## [Data section]
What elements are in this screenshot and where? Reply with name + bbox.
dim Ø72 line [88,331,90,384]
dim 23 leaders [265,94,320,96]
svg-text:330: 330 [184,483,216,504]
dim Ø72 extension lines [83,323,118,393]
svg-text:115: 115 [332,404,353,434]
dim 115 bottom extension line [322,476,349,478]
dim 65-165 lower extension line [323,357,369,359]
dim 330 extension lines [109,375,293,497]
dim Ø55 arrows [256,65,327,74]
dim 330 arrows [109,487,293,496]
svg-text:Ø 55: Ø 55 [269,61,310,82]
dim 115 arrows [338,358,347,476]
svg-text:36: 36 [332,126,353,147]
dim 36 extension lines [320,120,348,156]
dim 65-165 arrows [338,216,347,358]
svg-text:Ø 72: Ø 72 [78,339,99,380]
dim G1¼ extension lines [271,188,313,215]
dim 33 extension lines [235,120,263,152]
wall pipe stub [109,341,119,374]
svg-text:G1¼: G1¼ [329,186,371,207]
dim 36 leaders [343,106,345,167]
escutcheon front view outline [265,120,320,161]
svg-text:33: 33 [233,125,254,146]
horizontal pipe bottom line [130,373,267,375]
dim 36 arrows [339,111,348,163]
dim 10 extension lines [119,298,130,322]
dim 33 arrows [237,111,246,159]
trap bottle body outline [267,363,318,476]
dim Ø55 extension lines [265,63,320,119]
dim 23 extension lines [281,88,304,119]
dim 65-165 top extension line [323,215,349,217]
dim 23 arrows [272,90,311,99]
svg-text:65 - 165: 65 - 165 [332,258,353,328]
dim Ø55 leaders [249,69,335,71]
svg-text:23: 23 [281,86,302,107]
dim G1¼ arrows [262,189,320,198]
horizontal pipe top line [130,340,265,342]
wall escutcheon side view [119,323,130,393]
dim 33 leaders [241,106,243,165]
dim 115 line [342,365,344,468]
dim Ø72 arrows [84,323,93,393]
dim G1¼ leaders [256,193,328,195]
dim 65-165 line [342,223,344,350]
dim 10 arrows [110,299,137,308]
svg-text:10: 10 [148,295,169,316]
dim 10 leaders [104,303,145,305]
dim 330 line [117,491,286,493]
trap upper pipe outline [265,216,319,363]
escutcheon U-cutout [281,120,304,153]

## [What the task asks]
Arrange the lines as a numbered list, starting with the first line of the entries and going on through the line with "svg-text:Ø 55: Ø 55 [269,61,310,82]". Leave out any blank lines.

## [Output of the exercise]
1. What elements are in this screenshot and where? Reply with name + bbox.
2. dim Ø72 line [88,331,90,384]
3. dim 23 leaders [265,94,320,96]
4. svg-text:330: 330 [184,483,216,504]
5. dim Ø72 extension lines [83,323,118,393]
6. svg-text:115: 115 [332,404,353,434]
7. dim 115 bottom extension line [322,476,349,478]
8. dim 65-165 lower extension line [323,357,369,359]
9. dim 330 extension lines [109,375,293,497]
10. dim Ø55 arrows [256,65,327,74]
11. dim 330 arrows [109,487,293,496]
12. svg-text:Ø 55: Ø 55 [269,61,310,82]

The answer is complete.